WORK TO COMPLETE |
Every entry below must appear again, exactly as written.

SOURCE DATA |

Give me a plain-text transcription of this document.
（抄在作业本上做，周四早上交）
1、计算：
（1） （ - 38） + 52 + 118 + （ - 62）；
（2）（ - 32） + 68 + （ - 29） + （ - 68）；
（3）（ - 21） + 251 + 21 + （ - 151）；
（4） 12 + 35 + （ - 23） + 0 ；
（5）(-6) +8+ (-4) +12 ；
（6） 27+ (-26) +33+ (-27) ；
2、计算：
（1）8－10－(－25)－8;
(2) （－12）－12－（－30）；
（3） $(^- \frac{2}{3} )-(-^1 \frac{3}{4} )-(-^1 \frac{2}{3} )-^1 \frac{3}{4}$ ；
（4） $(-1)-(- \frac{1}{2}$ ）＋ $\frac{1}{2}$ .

THE OUTPUT |
Give me a plain-text transcription of this document.
（抄在作业本上做，周四早上交）
1、计算：
（1） （ - 38） + 52 + 118 + （ - 62）；
（2）（ - 32） + 68 + （ - 29） + （ - 68）；
（3）（ - 21） + 251 + 21 + （ - 151）；
（4） 12 + 35 + （ - 23） + 0 ；
（5）(-6) +8+ (-4) +12 ；
（6） 27+ (-26) +33+ (-27) ；
2、计算：
（1）8－10－(－25)－8;
(2) （－12）－12－（－30）；
（3） $(^- \frac{2}{3} )-(-^1 \frac{3}{4} )-(-^1 \frac{2}{3} )-^1 \frac{3}{4}$ ；
（4） $(-1)-(- \frac{1}{2}$ ）＋ $\frac{1}{2}$ .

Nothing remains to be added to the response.